Job. Copy out, unchanged, the lines of the records beginning with the line that contains "start-button[interactable] <box>6 564" and continuing through the line that contains "new-tab-button[interactable]: + <box>498", with both of those lines included.
─── Materials provided
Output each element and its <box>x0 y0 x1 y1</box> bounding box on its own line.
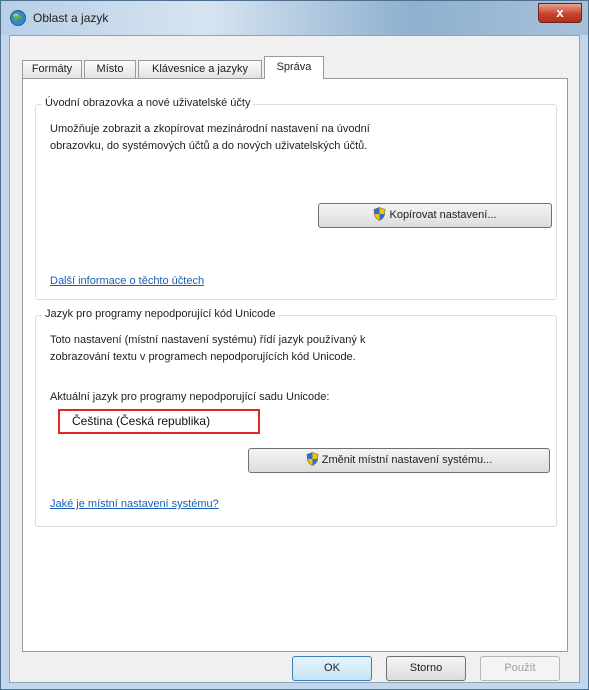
copy-settings-label: Kopírovat nastavení... <box>389 209 497 221</box>
welcome-group-title: Úvodní obrazovka a nové uživatelské účty <box>42 97 254 109</box>
apply-button[interactable]: Použít <box>480 656 560 681</box>
close-button[interactable]: x <box>538 3 582 23</box>
what-is-system-locale-link[interactable]: Jaké je místní nastavení systému? <box>50 498 219 510</box>
window-title: Oblast a jazyk <box>33 11 109 25</box>
tab-location[interactable]: Místo <box>84 60 136 78</box>
current-language-label: Aktuální jazyk pro programy nepodporujíc… <box>50 391 330 403</box>
cancel-button[interactable]: Storno <box>386 656 466 681</box>
unicode-language-group: Jazyk pro programy nepodporující kód Uni… <box>35 308 557 527</box>
tab-formats[interactable]: Formáty <box>22 60 82 78</box>
tab-keyboards-languages[interactable]: Klávesnice a jazyky <box>138 60 262 78</box>
change-system-locale-button[interactable]: Změnit místní nastavení systému... <box>248 448 550 473</box>
ok-button[interactable]: OK <box>292 656 372 681</box>
tab-panel-administrative: Úvodní obrazovka a nové uživatelské účty… <box>22 78 568 652</box>
unicode-group-title: Jazyk pro programy nepodporující kód Uni… <box>42 308 279 320</box>
uac-shield-icon <box>306 452 319 466</box>
current-language-value: Čeština (Česká republika) <box>72 414 211 428</box>
uac-shield-icon <box>374 207 386 221</box>
change-system-locale-label: Změnit místní nastavení systému... <box>321 454 493 466</box>
dialog-client-area: Formáty Místo Klávesnice a jazyky Správa… <box>9 35 580 683</box>
title-bar[interactable]: Oblast a jazyk x <box>1 1 588 35</box>
welcome-screen-group: Úvodní obrazovka a nové uživatelské účty… <box>35 97 557 300</box>
unicode-description-line1: Toto nastavení (místní nastavení systému… <box>50 334 366 346</box>
copy-settings-button[interactable]: Kopírovat nastavení... <box>318 203 552 228</box>
dialog-window: Oblast a jazyk x Formáty Místo Klávesnic… <box>0 0 589 690</box>
more-info-link[interactable]: Další informace o těchto účtech <box>50 275 204 287</box>
welcome-description-line1: Umožňuje zobrazit a zkopírovat mezinárod… <box>50 123 370 135</box>
welcome-description-line2: obrazovku, do systémových účtů a do nový… <box>50 140 368 152</box>
tab-administrative[interactable]: Správa <box>264 56 324 79</box>
unicode-description-line2: zobrazování textu v programech nepodporu… <box>50 351 356 363</box>
globe-icon <box>10 10 26 26</box>
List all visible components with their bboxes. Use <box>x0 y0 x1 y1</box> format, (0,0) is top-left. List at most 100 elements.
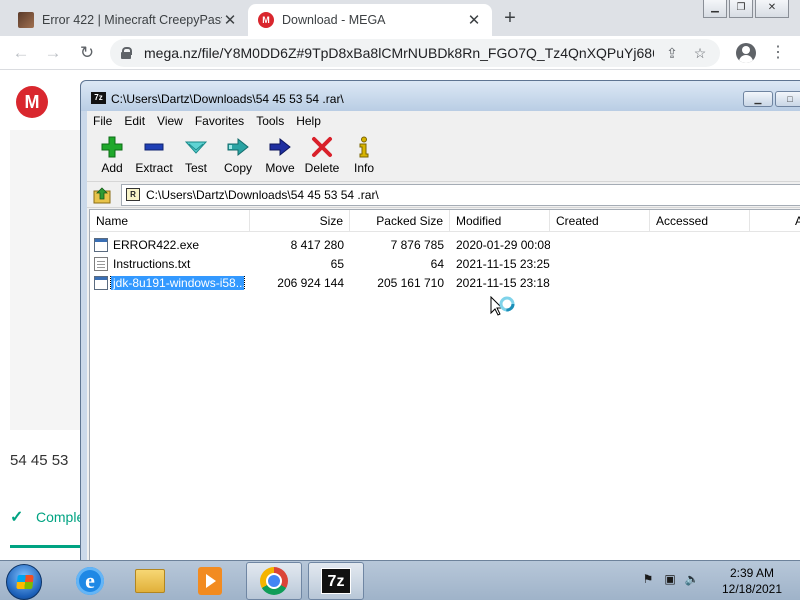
start-button[interactable] <box>6 564 42 600</box>
test-label: Test <box>184 161 207 175</box>
system-tray: ⚑ ▣ 🔈 <box>640 571 700 587</box>
7zip-toolbar: Add Extract Test Copy Move Delete Info <box>87 130 800 182</box>
menu-file[interactable]: File <box>87 114 118 128</box>
url-text: mega.nz/file/Y8M0DD6Z#9TpD8xBa8lCMrNUBDk… <box>144 45 654 61</box>
file-name: Instructions.txt <box>113 256 191 271</box>
add-button[interactable]: Add <box>91 130 133 181</box>
menu-favorites[interactable]: Favorites <box>189 114 250 128</box>
download-progress-bar <box>10 545 90 548</box>
star-icon[interactable]: ☆ <box>690 45 710 62</box>
new-tab-button[interactable]: + <box>498 6 522 30</box>
delete-button[interactable]: Delete <box>301 130 343 181</box>
column-size[interactable]: Size <box>250 210 350 232</box>
media-player-icon <box>198 567 222 595</box>
7zip-title-bar[interactable]: 7z C:\Users\Dartz\Downloads\54 45 53 54 … <box>81 81 800 111</box>
file-list-header: Name Size Packed Size Modified Created A… <box>90 210 800 232</box>
mega-logo[interactable]: M <box>16 86 48 118</box>
copy-label: Copy <box>223 161 252 175</box>
menu-edit[interactable]: Edit <box>118 114 151 128</box>
restore-icon[interactable]: ❐ <box>729 0 753 18</box>
tab-mega-download[interactable]: M Download - MEGA ✕ <box>248 4 492 36</box>
minus-icon <box>143 135 165 159</box>
file-list: Name Size Packed Size Modified Created A… <box>89 209 800 581</box>
back-arrow-icon[interactable]: ← <box>10 42 32 64</box>
maximize-icon[interactable]: □ <box>775 91 800 107</box>
table-row[interactable]: Instructions.txt 65 64 2021-11-15 23:25 <box>90 254 800 273</box>
close-tab-icon[interactable]: ✕ <box>222 11 238 29</box>
move-arrow-icon <box>269 135 291 159</box>
text-file-icon <box>94 256 108 271</box>
7zip-window: 7z C:\Users\Dartz\Downloads\54 45 53 54 … <box>80 80 800 581</box>
column-created[interactable]: Created <box>550 210 650 232</box>
column-accessed[interactable]: Accessed <box>650 210 750 232</box>
path-input[interactable]: R C:\Users\Dartz\Downloads\54 45 53 54 .… <box>121 183 800 206</box>
network-icon[interactable]: ▣ <box>662 571 678 587</box>
taskbar-file-explorer[interactable] <box>122 562 178 600</box>
archive-icon: R <box>126 188 140 201</box>
profile-icon[interactable] <box>736 43 756 63</box>
close-window-icon[interactable]: ✕ <box>755 0 789 18</box>
clock-date: 12/18/2021 <box>721 582 783 596</box>
copy-button[interactable]: Copy <box>217 130 259 181</box>
test-button[interactable]: Test <box>175 130 217 181</box>
extract-button[interactable]: Extract <box>133 130 175 181</box>
address-bar[interactable]: mega.nz/file/Y8M0DD6Z#9TpD8xBa8lCMrNUBDk… <box>110 39 720 67</box>
exe-file-icon <box>94 237 108 252</box>
file-explorer-icon <box>135 569 165 593</box>
info-icon <box>353 135 375 159</box>
taskbar-media-player[interactable] <box>182 562 238 600</box>
close-tab-icon[interactable]: ✕ <box>466 11 482 29</box>
clock-time: 2:39 AM <box>729 566 775 580</box>
browser-tab-strip: Error 422 | Minecraft CreepyPasta ✕ M Do… <box>0 0 800 36</box>
forward-arrow-icon[interactable]: → <box>42 42 64 64</box>
copy-arrow-icon <box>227 135 249 159</box>
path-bar: R C:\Users\Dartz\Downloads\54 45 53 54 .… <box>87 182 800 208</box>
reload-icon[interactable]: ↻ <box>76 42 98 64</box>
menu-help[interactable]: Help <box>290 114 327 128</box>
menu-tools[interactable]: Tools <box>250 114 290 128</box>
menu-bar: File Edit View Favorites Tools Help <box>87 111 800 130</box>
column-packed-size[interactable]: Packed Size <box>350 210 450 232</box>
info-button[interactable]: Info <box>343 130 385 181</box>
volume-icon[interactable]: 🔈 <box>684 571 700 587</box>
taskbar-7zip[interactable]: 7z <box>308 562 364 600</box>
table-row[interactable]: ERROR422.exe 8 417 280 7 876 785 2020-01… <box>90 235 800 254</box>
exe-file-icon <box>94 275 108 290</box>
path-text: C:\Users\Dartz\Downloads\54 45 53 54 .ra… <box>146 187 379 202</box>
minimize-icon[interactable]: ▁ <box>703 0 727 18</box>
file-packed-size: 7 876 785 <box>390 237 444 252</box>
system-clock[interactable]: 2:39 AM 12/18/2021 <box>712 565 792 597</box>
minimize-icon[interactable]: ▁ <box>743 91 773 107</box>
taskbar-internet-explorer[interactable]: e <box>62 562 118 600</box>
window-title: C:\Users\Dartz\Downloads\54 45 53 54 .ra… <box>111 92 344 106</box>
folder-up-icon[interactable] <box>93 186 111 204</box>
share-icon[interactable]: ⇪ <box>662 45 682 62</box>
tab-creepypasta[interactable]: Error 422 | Minecraft CreepyPasta ✕ <box>8 4 248 36</box>
busy-cursor-icon <box>490 296 515 316</box>
file-name: jdk-8u191-windows-i58... <box>110 275 245 290</box>
menu-view[interactable]: View <box>151 114 189 128</box>
file-size: 206 924 144 <box>277 275 344 290</box>
move-label: Move <box>265 161 295 175</box>
action-center-flag-icon[interactable]: ⚑ <box>640 571 656 587</box>
column-attributes[interactable]: A <box>750 210 800 232</box>
table-row-selected[interactable]: jdk-8u191-windows-i58... 206 924 144 205… <box>90 273 800 292</box>
mega-favicon-icon: M <box>258 12 274 28</box>
file-name: ERROR422.exe <box>113 237 200 252</box>
column-name[interactable]: Name <box>90 210 250 232</box>
info-label: Info <box>353 161 374 175</box>
creepypasta-favicon-icon <box>18 12 34 28</box>
browser-toolbar: ← → ↻ mega.nz/file/Y8M0DD6Z#9TpD8xBa8lCM… <box>0 36 800 70</box>
menu-dots-icon[interactable]: ⋮ <box>770 44 786 62</box>
file-size: 65 <box>330 256 344 271</box>
tab-title: Error 422 | Minecraft CreepyPasta <box>42 13 222 27</box>
mega-preview-card <box>10 130 90 430</box>
lock-icon[interactable] <box>120 47 132 59</box>
7zip-icon: 7z <box>321 568 351 594</box>
file-modified: 2021-11-15 23:25 <box>456 256 550 271</box>
column-modified[interactable]: Modified <box>450 210 550 232</box>
plus-icon <box>101 135 123 159</box>
delete-label: Delete <box>304 161 340 175</box>
taskbar-chrome[interactable] <box>246 562 302 600</box>
move-button[interactable]: Move <box>259 130 301 181</box>
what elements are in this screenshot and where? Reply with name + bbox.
──────
Answer to the task.
start-button[interactable] <box>6 564 42 600</box>
test-label: Test <box>184 161 207 175</box>
system-tray: ⚑ ▣ 🔈 <box>640 571 700 587</box>
7zip-toolbar: Add Extract Test Copy Move Delete Info <box>87 130 800 182</box>
menu-file[interactable]: File <box>87 114 118 128</box>
url-text: mega.nz/file/Y8M0DD6Z#9TpD8xBa8lCMrNUBDk… <box>144 45 654 61</box>
file-name: Instructions.txt <box>113 256 191 271</box>
add-button[interactable]: Add <box>91 130 133 181</box>
menu-favorites[interactable]: Favorites <box>189 114 250 128</box>
download-progress-bar <box>10 545 90 548</box>
star-icon[interactable]: ☆ <box>690 45 710 62</box>
new-tab-button[interactable]: + <box>498 6 522 30</box>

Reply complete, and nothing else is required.